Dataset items

# # # # # # #

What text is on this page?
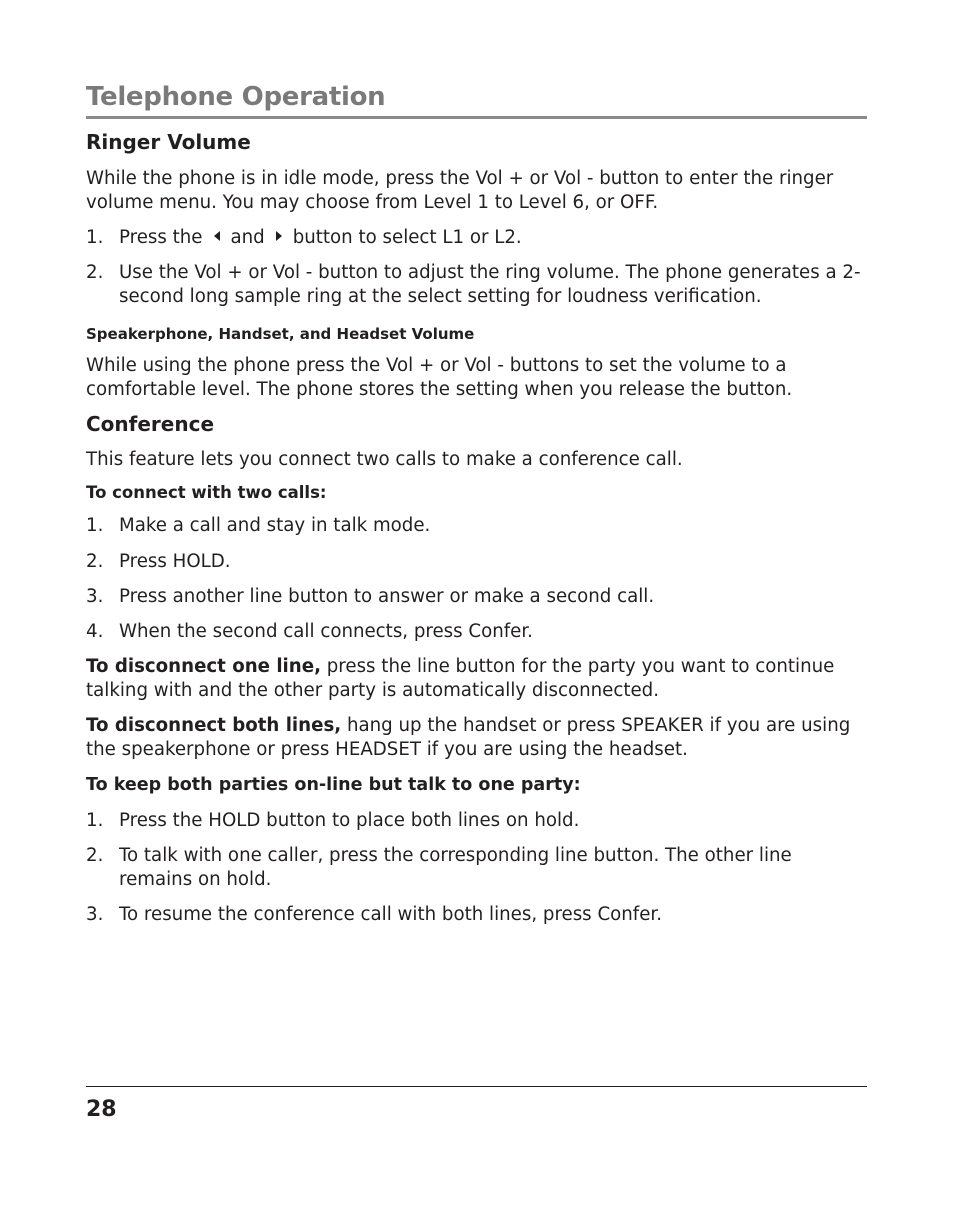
Telephone Operation
Ringer Volume
While the phone is in idle mode, press the Vol + or Vol - button to enter the ringer volume menu. You may choose from Level 1 to Level 6, or OFF.
1. Press the and button to select L1 or L2.
2. Use the Vol + or Vol - button to adjust the ring volume. The phone generates a 2-second long sample ring at the select setting for loudness verification.
Speakerphone, Handset, and Headset Volume
While using the phone press the Vol + or Vol - buttons to set the volume to a comfortable level. The phone stores the setting when you release the button.
Conference
This feature lets you connect two calls to make a conference call.
To connect with two calls:
1. Make a call and stay in talk mode.
2. Press HOLD.
3. Press another line button to answer or make a second call.
4. When the second call connects, press Confer.
To disconnect one line, press the line button for the party you want to continue talking with and the other party is automatically disconnected.
To disconnect both lines, hang up the handset or press SPEAKER if you are using the speakerphone or press HEADSET if you are using the headset.
To keep both parties on-line but talk to one party:
1. Press the HOLD button to place both lines on hold.
2. To talk with one caller, press the corresponding line button. The other line remains on hold.
3. To resume the conference call with both lines, press Confer.
28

# # # # # # #

Given exercise:
Output all of the entries verbatim, leaving out any images.

Finished task:
What text is on this page?
Telephone Operation
Ringer Volume
While the phone is in idle mode, press the Vol + or Vol - button to enter the ringer volume menu. You may choose from Level 1 to Level 6, or OFF.
1. Press the and button to select L1 or L2.
2. Use the Vol + or Vol - button to adjust the ring volume. The phone generates a 2-second long sample ring at the select setting for loudness verification.
Speakerphone, Handset, and Headset Volume
While using the phone press the Vol + or Vol - buttons to set the volume to a comfortable level. The phone stores the setting when you release the button.
Conference
This feature lets you connect two calls to make a conference call.
To connect with two calls:
1. Make a call and stay in talk mode.
2. Press HOLD.
3. Press another line button to answer or make a second call.
4. When the second call connects, press Confer.
To disconnect one line, press the line button for the party you want to continue talking with and the other party is automatically disconnected.
To disconnect both lines, hang up the handset or press SPEAKER if you are using the speakerphone or press HEADSET if you are using the headset.
To keep both parties on-line but talk to one party:
1. Press the HOLD button to place both lines on hold.
2. To talk with one caller, press the corresponding line button. The other line remains on hold.
3. To resume the conference call with both lines, press Confer.
28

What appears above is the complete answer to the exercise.